# Requirements
All of the data that follows should be retyped exactly, please, except the pictures.

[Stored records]
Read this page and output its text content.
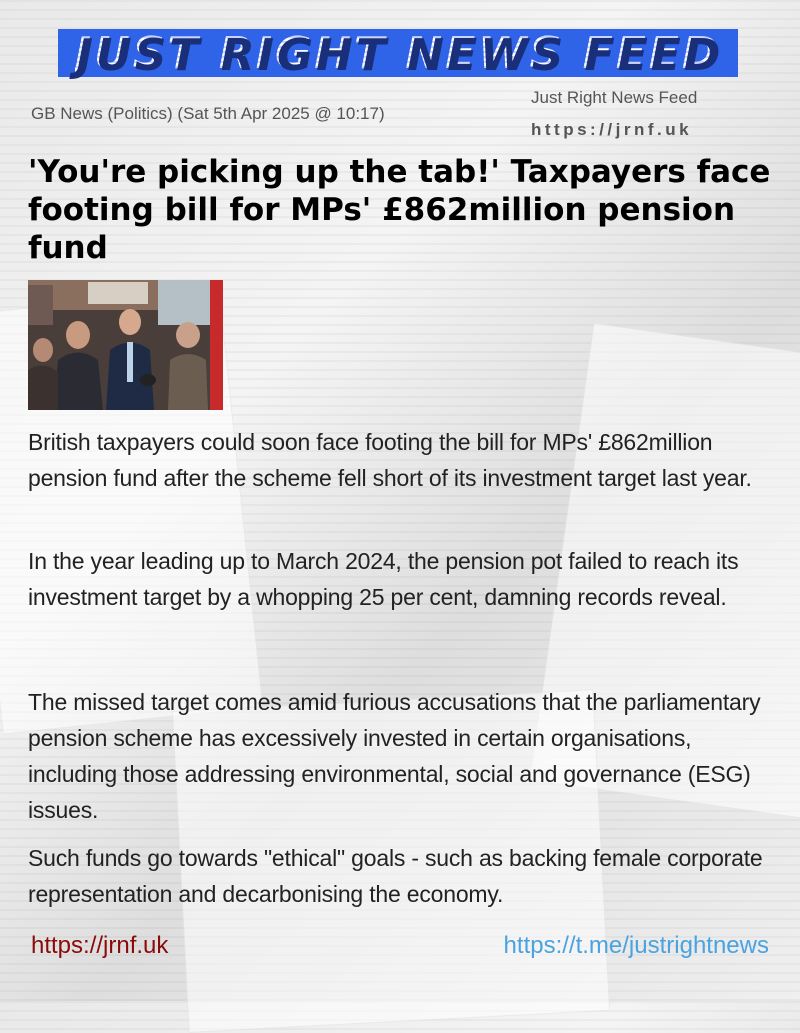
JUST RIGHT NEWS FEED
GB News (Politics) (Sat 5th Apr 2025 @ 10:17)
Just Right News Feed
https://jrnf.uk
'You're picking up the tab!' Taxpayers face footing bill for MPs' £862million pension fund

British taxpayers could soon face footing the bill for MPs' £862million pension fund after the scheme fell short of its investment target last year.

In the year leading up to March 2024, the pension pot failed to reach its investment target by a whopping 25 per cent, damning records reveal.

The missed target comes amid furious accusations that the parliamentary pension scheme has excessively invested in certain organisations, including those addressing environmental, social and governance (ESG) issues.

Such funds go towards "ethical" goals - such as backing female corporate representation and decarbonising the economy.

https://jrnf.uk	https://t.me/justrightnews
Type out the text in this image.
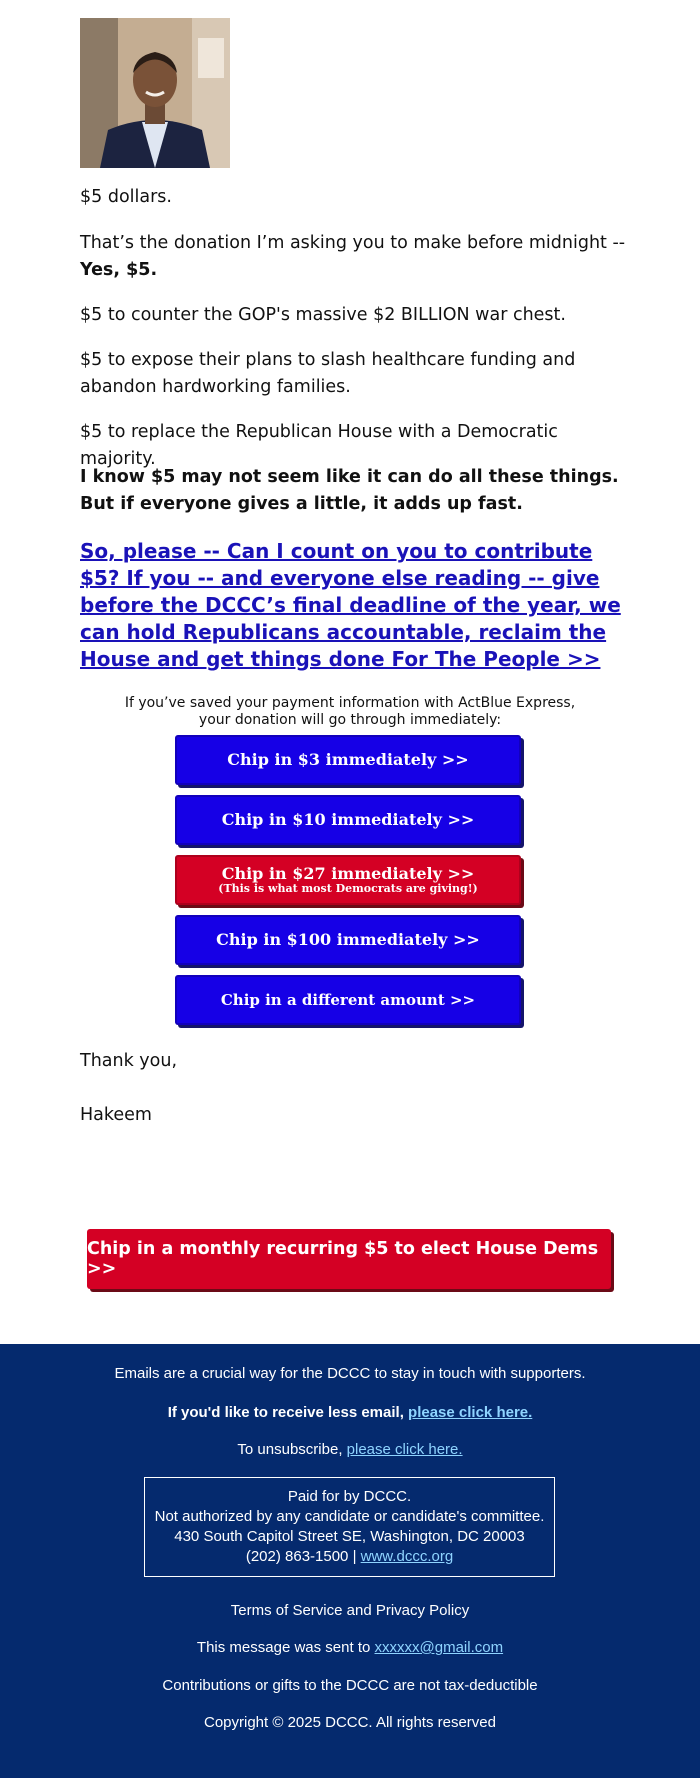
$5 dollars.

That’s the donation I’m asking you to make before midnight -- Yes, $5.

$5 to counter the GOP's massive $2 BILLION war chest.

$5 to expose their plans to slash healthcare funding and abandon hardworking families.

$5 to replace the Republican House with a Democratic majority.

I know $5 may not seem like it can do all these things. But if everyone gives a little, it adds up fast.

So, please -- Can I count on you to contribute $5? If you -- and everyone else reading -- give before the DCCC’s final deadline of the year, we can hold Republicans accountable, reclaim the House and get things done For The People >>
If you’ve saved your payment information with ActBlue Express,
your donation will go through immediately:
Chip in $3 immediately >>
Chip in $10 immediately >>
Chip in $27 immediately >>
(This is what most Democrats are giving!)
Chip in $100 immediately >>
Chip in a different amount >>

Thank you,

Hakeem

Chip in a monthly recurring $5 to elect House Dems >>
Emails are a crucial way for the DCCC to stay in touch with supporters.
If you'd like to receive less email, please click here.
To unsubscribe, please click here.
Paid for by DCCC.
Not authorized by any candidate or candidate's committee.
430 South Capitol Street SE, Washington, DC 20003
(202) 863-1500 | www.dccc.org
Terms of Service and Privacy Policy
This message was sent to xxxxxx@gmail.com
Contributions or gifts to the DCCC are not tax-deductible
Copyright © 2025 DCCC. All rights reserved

# Response to the task
Read this page and output its text content.
JUST RIGHT NEWS FEED
GB News (Politics) (Sat 5th Apr 2025 @ 10:17)
Just Right News Feed
https://jrnf.uk
'You're picking up the tab!' Taxpayers face footing bill for MPs' £862million pension fund

British taxpayers could soon face footing the bill for MPs' £862million pension fund after the scheme fell short of its investment target last year.

In the year leading up to March 2024, the pension pot failed to reach its investment target by a whopping 25 per cent, damning records reveal.

The missed target comes amid furious accusations that the parliamentary pension scheme has excessively invested in certain organisations, including those addressing environmental, social and governance (ESG) issues.

Such funds go towards "ethical" goals - such as backing female corporate representation and decarbonising the economy.

https://jrnf.uk	https://t.me/justrightnews
Type out the text in this image.
$5 dollars.

That’s the donation I’m asking you to make before midnight -- Yes, $5.

$5 to counter the GOP's massive $2 BILLION war chest.

$5 to expose their plans to slash healthcare funding and abandon hardworking families.

$5 to replace the Republican House with a Democratic majority.

I know $5 may not seem like it can do all these things. But if everyone gives a little, it adds up fast.

So, please -- Can I count on you to contribute $5? If you -- and everyone else reading -- give before the DCCC’s final deadline of the year, we can hold Republicans accountable, reclaim the House and get things done For The People >>
If you’ve saved your payment information with ActBlue Express,
your donation will go through immediately:
Chip in $3 immediately >>
Chip in $10 immediately >>
Chip in $27 immediately >>
(This is what most Democrats are giving!)
Chip in $100 immediately >>
Chip in a different amount >>

Thank you,

Hakeem

Chip in a monthly recurring $5 to elect House Dems >>
Emails are a crucial way for the DCCC to stay in touch with supporters.
If you'd like to receive less email, please click here.
To unsubscribe, please click here.
Paid for by DCCC.
Not authorized by any candidate or candidate's committee.
430 South Capitol Street SE, Washington, DC 20003
(202) 863-1500 | www.dccc.org
Terms of Service and Privacy Policy
This message was sent to xxxxxx@gmail.com
Contributions or gifts to the DCCC are not tax-deductible
Copyright © 2025 DCCC. All rights reserved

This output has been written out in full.